Exercise brief – Copy out the data below as written; omit any images.
↓
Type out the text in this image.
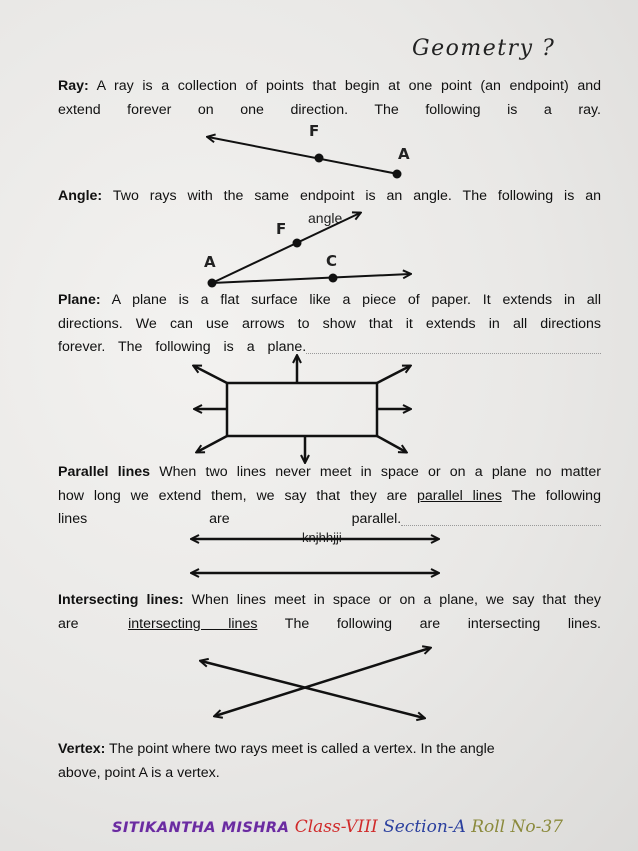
Geometry ?

Ray: A ray is a collection of points that begin at one point (an endpoint) and
extend forever on one direction. The following is a ray.

F
A

Angle: Two rays with the same endpoint is an angle. The following is an

angle
F
A	C

Plane: A plane is a flat surface like a piece of paper. It extends in all
directions. We can use arrows to show that it extends in all directions

forever. The following is a plane.

Parallel lines When two lines never meet in space or on a plane no matter
how long we extend them, we say that they are parallel lines The following

lines are parallel.
knjhhjji

Intersecting lines: When lines meet in space or on a plane, we say that they
are	intersecting lines The following are intersecting lines.

Vertex: The point where two rays meet is called a vertex. In the angle
above, point A is a vertex.

SITIKANTHA MISHRA Class-VIII Section-A Roll No-37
↑
Solution for this task –
Type out the text in this image.
Geometry ?

Ray: A ray is a collection of points that begin at one point (an endpoint) and
extend forever on one direction. The following is a ray.

F
A

Angle: Two rays with the same endpoint is an angle. The following is an

angle
F
A	C

Plane: A plane is a flat surface like a piece of paper. It extends in all
directions. We can use arrows to show that it extends in all directions

forever. The following is a plane.

Parallel lines When two lines never meet in space or on a plane no matter
how long we extend them, we say that they are parallel lines The following

lines are parallel.
knjhhjji

Intersecting lines: When lines meet in space or on a plane, we say that they
are	intersecting lines The following are intersecting lines.

Vertex: The point where two rays meet is called a vertex. In the angle
above, point A is a vertex.

SITIKANTHA MISHRA Class-VIII Section-A Roll No-37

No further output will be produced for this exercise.